# Written instruction:
Search the data below for the string "TetherUS". Extract every line that contains it.

# Data supplied:
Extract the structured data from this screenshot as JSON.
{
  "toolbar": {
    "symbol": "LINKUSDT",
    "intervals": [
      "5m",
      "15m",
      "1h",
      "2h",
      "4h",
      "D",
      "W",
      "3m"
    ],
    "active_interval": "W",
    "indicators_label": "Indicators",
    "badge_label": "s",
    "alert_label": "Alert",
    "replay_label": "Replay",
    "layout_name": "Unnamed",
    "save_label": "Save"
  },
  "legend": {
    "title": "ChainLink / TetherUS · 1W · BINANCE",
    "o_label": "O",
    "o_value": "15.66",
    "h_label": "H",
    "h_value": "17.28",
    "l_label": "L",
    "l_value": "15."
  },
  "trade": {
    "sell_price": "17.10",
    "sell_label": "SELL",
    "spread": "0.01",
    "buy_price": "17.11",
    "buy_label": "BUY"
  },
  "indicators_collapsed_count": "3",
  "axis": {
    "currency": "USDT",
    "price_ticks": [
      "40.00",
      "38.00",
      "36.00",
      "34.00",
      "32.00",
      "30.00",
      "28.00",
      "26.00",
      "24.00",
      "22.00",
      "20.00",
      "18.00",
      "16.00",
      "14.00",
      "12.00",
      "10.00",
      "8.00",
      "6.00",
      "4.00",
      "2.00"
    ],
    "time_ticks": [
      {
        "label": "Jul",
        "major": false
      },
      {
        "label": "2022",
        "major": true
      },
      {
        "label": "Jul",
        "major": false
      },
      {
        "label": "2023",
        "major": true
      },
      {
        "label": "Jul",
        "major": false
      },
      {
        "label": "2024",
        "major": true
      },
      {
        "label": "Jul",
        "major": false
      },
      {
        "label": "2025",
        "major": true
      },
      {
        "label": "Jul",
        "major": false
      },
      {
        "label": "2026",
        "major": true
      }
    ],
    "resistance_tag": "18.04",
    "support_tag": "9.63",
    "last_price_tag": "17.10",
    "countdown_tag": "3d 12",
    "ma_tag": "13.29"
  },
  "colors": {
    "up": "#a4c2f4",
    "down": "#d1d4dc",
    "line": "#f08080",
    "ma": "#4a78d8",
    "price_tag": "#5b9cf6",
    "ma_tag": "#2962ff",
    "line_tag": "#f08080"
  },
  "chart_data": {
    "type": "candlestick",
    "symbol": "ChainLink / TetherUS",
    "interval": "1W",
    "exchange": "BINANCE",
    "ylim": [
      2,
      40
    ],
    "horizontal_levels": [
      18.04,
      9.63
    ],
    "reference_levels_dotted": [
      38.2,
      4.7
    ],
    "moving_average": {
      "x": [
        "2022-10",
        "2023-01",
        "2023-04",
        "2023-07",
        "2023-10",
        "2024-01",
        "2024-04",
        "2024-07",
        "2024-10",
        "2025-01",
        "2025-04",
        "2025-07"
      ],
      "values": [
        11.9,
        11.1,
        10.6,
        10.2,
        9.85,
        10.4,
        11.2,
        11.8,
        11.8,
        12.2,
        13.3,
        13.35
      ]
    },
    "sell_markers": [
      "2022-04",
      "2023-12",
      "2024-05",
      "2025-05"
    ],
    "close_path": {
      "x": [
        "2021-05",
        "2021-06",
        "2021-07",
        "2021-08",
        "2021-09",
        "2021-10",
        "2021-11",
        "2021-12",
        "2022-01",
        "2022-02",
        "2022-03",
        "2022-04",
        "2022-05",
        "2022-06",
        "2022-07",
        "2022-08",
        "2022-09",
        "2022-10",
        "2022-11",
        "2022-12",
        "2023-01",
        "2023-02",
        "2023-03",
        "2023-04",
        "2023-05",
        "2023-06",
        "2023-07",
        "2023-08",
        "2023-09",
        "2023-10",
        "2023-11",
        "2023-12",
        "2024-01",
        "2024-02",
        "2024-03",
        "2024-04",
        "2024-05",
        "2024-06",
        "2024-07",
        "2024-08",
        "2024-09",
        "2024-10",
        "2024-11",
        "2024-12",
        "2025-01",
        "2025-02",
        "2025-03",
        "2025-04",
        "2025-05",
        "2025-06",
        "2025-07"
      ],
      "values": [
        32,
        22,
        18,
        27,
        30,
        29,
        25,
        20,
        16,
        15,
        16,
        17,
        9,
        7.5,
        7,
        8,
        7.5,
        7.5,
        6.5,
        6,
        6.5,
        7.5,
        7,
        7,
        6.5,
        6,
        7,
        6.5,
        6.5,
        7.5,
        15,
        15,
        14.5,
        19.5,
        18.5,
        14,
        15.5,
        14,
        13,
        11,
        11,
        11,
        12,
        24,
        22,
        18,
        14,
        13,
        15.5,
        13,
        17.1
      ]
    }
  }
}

# Written response:
    "title": "ChainLink / TetherUS · 1W · BINANCE",
    "symbol": "ChainLink / TetherUS",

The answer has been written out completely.